Set task: Can you give all the records again without altering a single character?

[START OF Record set]

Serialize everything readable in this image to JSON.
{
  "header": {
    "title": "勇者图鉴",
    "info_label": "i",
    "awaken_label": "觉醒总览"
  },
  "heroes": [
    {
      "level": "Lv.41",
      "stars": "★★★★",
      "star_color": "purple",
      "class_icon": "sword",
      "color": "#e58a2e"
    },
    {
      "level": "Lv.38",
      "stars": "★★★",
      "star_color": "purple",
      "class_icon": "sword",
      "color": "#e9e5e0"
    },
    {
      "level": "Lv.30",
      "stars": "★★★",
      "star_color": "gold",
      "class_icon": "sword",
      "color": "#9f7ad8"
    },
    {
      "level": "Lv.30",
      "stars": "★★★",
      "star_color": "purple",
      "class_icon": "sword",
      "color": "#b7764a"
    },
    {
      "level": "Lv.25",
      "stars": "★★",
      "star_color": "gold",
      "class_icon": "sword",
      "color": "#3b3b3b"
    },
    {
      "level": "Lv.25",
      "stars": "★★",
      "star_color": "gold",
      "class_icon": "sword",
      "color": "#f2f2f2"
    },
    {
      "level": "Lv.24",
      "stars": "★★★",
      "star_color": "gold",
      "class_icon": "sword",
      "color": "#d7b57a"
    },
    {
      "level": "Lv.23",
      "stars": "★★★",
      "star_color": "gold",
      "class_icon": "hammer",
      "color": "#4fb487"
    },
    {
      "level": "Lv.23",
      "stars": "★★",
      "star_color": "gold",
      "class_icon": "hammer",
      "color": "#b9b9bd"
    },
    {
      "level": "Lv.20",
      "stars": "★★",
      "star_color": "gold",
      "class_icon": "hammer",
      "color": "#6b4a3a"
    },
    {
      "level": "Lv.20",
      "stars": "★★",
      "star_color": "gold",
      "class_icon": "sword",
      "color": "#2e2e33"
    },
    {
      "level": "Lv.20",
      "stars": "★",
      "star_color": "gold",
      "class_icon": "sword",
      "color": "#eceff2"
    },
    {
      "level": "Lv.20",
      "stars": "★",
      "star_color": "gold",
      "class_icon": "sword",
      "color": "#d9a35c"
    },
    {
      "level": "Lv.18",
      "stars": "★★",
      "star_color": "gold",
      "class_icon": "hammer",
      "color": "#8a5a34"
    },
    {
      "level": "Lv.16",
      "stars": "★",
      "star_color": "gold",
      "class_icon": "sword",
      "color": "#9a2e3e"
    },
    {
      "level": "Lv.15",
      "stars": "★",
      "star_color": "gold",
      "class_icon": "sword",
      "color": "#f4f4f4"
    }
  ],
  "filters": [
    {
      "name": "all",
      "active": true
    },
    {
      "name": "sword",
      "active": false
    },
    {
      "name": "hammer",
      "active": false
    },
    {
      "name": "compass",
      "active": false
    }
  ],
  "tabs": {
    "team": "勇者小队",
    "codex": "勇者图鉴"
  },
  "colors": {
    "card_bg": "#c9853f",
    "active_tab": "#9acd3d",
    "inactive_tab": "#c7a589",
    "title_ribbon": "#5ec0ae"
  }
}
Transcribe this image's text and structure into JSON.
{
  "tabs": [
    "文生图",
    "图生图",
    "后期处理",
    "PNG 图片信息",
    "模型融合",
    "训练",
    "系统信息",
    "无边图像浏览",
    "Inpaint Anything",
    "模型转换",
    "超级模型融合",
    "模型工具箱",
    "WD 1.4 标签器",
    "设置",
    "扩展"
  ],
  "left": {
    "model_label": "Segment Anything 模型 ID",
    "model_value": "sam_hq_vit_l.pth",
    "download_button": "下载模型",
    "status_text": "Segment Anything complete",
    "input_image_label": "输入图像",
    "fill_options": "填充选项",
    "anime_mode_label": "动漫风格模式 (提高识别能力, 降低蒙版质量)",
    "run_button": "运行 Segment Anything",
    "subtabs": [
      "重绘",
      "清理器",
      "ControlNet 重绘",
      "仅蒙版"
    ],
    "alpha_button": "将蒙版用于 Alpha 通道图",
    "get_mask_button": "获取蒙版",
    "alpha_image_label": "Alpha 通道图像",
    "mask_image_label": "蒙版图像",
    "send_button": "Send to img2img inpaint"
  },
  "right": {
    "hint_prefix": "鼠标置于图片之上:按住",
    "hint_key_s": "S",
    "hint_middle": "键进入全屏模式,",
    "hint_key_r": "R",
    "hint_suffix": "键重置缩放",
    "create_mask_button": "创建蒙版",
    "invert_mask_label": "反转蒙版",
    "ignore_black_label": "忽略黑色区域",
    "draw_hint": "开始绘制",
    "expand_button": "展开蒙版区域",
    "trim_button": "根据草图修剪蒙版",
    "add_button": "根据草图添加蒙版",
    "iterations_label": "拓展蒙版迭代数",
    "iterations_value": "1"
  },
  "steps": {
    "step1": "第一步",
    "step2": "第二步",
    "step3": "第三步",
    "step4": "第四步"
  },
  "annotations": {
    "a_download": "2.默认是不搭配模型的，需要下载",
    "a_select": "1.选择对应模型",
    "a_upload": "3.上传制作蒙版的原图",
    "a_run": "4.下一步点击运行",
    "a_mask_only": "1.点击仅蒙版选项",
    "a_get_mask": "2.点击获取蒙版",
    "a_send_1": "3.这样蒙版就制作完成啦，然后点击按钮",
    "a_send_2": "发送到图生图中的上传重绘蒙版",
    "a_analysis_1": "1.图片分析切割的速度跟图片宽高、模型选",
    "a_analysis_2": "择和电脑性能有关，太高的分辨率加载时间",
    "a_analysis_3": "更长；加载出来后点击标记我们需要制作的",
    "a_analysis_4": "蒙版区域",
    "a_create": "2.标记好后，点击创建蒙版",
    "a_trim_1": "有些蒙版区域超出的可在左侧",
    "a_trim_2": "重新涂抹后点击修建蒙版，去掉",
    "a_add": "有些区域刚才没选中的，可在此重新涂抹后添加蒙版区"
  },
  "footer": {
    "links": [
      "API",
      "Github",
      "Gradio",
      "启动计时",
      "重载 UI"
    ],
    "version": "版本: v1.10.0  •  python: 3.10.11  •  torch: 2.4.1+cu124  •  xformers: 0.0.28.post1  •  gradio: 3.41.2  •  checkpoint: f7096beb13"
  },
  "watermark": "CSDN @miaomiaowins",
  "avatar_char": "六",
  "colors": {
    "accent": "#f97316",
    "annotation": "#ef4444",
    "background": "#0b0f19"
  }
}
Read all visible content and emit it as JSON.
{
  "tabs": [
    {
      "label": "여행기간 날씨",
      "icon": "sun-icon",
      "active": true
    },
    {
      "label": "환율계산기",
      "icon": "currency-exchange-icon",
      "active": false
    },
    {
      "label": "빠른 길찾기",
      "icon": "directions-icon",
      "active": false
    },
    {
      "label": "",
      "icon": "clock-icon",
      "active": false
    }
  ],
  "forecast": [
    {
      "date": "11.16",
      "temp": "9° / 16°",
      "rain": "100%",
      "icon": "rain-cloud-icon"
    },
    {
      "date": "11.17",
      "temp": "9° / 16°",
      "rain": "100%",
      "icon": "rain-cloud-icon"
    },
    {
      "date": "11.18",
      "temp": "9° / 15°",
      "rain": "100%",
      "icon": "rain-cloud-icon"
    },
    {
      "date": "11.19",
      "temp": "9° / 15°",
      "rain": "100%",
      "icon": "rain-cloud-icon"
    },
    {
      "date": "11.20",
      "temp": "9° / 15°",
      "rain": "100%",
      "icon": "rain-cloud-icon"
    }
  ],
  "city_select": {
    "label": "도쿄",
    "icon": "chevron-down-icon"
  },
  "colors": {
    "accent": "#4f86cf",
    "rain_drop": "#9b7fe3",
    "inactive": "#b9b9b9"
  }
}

[END OF Record set]

Reply:
Serialize everything readable in this image to JSON.
{
  "header": {
    "title": "勇者图鉴",
    "info_label": "i",
    "awaken_label": "觉醒总览"
  },
  "heroes": [
    {
      "level": "Lv.41",
      "stars": "★★★★",
      "star_color": "purple",
      "class_icon": "sword",
      "color": "#e58a2e"
    },
    {
      "level": "Lv.38",
      "stars": "★★★",
      "star_color": "purple",
      "class_icon": "sword",
      "color": "#e9e5e0"
    },
    {
      "level": "Lv.30",
      "stars": "★★★",
      "star_color": "gold",
      "class_icon": "sword",
      "color": "#9f7ad8"
    },
    {
      "level": "Lv.30",
      "stars": "★★★",
      "star_color": "purple",
      "class_icon": "sword",
      "color": "#b7764a"
    },
    {
      "level": "Lv.25",
      "stars": "★★",
      "star_color": "gold",
      "class_icon": "sword",
      "color": "#3b3b3b"
    },
    {
      "level": "Lv.25",
      "stars": "★★",
      "star_color": "gold",
      "class_icon": "sword",
      "color": "#f2f2f2"
    },
    {
      "level": "Lv.24",
      "stars": "★★★",
      "star_color": "gold",
      "class_icon": "sword",
      "color": "#d7b57a"
    },
    {
      "level": "Lv.23",
      "stars": "★★★",
      "star_color": "gold",
      "class_icon": "hammer",
      "color": "#4fb487"
    },
    {
      "level": "Lv.23",
      "stars": "★★",
      "star_color": "gold",
      "class_icon": "hammer",
      "color": "#b9b9bd"
    },
    {
      "level": "Lv.20",
      "stars": "★★",
      "star_color": "gold",
      "class_icon": "hammer",
      "color": "#6b4a3a"
    },
    {
      "level": "Lv.20",
      "stars": "★★",
      "star_color": "gold",
      "class_icon": "sword",
      "color": "#2e2e33"
    },
    {
      "level": "Lv.20",
      "stars": "★",
      "star_color": "gold",
      "class_icon": "sword",
      "color": "#eceff2"
    },
    {
      "level": "Lv.20",
      "stars": "★",
      "star_color": "gold",
      "class_icon": "sword",
      "color": "#d9a35c"
    },
    {
      "level": "Lv.18",
      "stars": "★★",
      "star_color": "gold",
      "class_icon": "hammer",
      "color": "#8a5a34"
    },
    {
      "level": "Lv.16",
      "stars": "★",
      "star_color": "gold",
      "class_icon": "sword",
      "color": "#9a2e3e"
    },
    {
      "level": "Lv.15",
      "stars": "★",
      "star_color": "gold",
      "class_icon": "sword",
      "color": "#f4f4f4"
    }
  ],
  "filters": [
    {
      "name": "all",
      "active": true
    },
    {
      "name": "sword",
      "active": false
    },
    {
      "name": "hammer",
      "active": false
    },
    {
      "name": "compass",
      "active": false
    }
  ],
  "tabs": {
    "team": "勇者小队",
    "codex": "勇者图鉴"
  },
  "colors": {
    "card_bg": "#c9853f",
    "active_tab": "#9acd3d",
    "inactive_tab": "#c7a589",
    "title_ribbon": "#5ec0ae"
  }
}
Transcribe this image's text and structure into JSON.
{
  "tabs": [
    "文生图",
    "图生图",
    "后期处理",
    "PNG 图片信息",
    "模型融合",
    "训练",
    "系统信息",
    "无边图像浏览",
    "Inpaint Anything",
    "模型转换",
    "超级模型融合",
    "模型工具箱",
    "WD 1.4 标签器",
    "设置",
    "扩展"
  ],
  "left": {
    "model_label": "Segment Anything 模型 ID",
    "model_value": "sam_hq_vit_l.pth",
    "download_button": "下载模型",
    "status_text": "Segment Anything complete",
    "input_image_label": "输入图像",
    "fill_options": "填充选项",
    "anime_mode_label": "动漫风格模式 (提高识别能力, 降低蒙版质量)",
    "run_button": "运行 Segment Anything",
    "subtabs": [
      "重绘",
      "清理器",
      "ControlNet 重绘",
      "仅蒙版"
    ],
    "alpha_button": "将蒙版用于 Alpha 通道图",
    "get_mask_button": "获取蒙版",
    "alpha_image_label": "Alpha 通道图像",
    "mask_image_label": "蒙版图像",
    "send_button": "Send to img2img inpaint"
  },
  "right": {
    "hint_prefix": "鼠标置于图片之上:按住",
    "hint_key_s": "S",
    "hint_middle": "键进入全屏模式,",
    "hint_key_r": "R",
    "hint_suffix": "键重置缩放",
    "create_mask_button": "创建蒙版",
    "invert_mask_label": "反转蒙版",
    "ignore_black_label": "忽略黑色区域",
    "draw_hint": "开始绘制",
    "expand_button": "展开蒙版区域",
    "trim_button": "根据草图修剪蒙版",
    "add_button": "根据草图添加蒙版",
    "iterations_label": "拓展蒙版迭代数",
    "iterations_value": "1"
  },
  "steps": {
    "step1": "第一步",
    "step2": "第二步",
    "step3": "第三步",
    "step4": "第四步"
  },
  "annotations": {
    "a_download": "2.默认是不搭配模型的，需要下载",
    "a_select": "1.选择对应模型",
    "a_upload": "3.上传制作蒙版的原图",
    "a_run": "4.下一步点击运行",
    "a_mask_only": "1.点击仅蒙版选项",
    "a_get_mask": "2.点击获取蒙版",
    "a_send_1": "3.这样蒙版就制作完成啦，然后点击按钮",
    "a_send_2": "发送到图生图中的上传重绘蒙版",
    "a_analysis_1": "1.图片分析切割的速度跟图片宽高、模型选",
    "a_analysis_2": "择和电脑性能有关，太高的分辨率加载时间",
    "a_analysis_3": "更长；加载出来后点击标记我们需要制作的",
    "a_analysis_4": "蒙版区域",
    "a_create": "2.标记好后，点击创建蒙版",
    "a_trim_1": "有些蒙版区域超出的可在左侧",
    "a_trim_2": "重新涂抹后点击修建蒙版，去掉",
    "a_add": "有些区域刚才没选中的，可在此重新涂抹后添加蒙版区"
  },
  "footer": {
    "links": [
      "API",
      "Github",
      "Gradio",
      "启动计时",
      "重载 UI"
    ],
    "version": "版本: v1.10.0  •  python: 3.10.11  •  torch: 2.4.1+cu124  •  xformers: 0.0.28.post1  •  gradio: 3.41.2  •  checkpoint: f7096beb13"
  },
  "watermark": "CSDN @miaomiaowins",
  "avatar_char": "六",
  "colors": {
    "accent": "#f97316",
    "annotation": "#ef4444",
    "background": "#0b0f19"
  }
}
Read all visible content and emit it as JSON.
{
  "tabs": [
    {
      "label": "여행기간 날씨",
      "icon": "sun-icon",
      "active": true
    },
    {
      "label": "환율계산기",
      "icon": "currency-exchange-icon",
      "active": false
    },
    {
      "label": "빠른 길찾기",
      "icon": "directions-icon",
      "active": false
    },
    {
      "label": "",
      "icon": "clock-icon",
      "active": false
    }
  ],
  "forecast": [
    {
      "date": "11.16",
      "temp": "9° / 16°",
      "rain": "100%",
      "icon": "rain-cloud-icon"
    },
    {
      "date": "11.17",
      "temp": "9° / 16°",
      "rain": "100%",
      "icon": "rain-cloud-icon"
    },
    {
      "date": "11.18",
      "temp": "9° / 15°",
      "rain": "100%",
      "icon": "rain-cloud-icon"
    },
    {
      "date": "11.19",
      "temp": "9° / 15°",
      "rain": "100%",
      "icon": "rain-cloud-icon"
    },
    {
      "date": "11.20",
      "temp": "9° / 15°",
      "rain": "100%",
      "icon": "rain-cloud-icon"
    }
  ],
  "city_select": {
    "label": "도쿄",
    "icon": "chevron-down-icon"
  },
  "colors": {
    "accent": "#4f86cf",
    "rain_drop": "#9b7fe3",
    "inactive": "#b9b9b9"
  }
}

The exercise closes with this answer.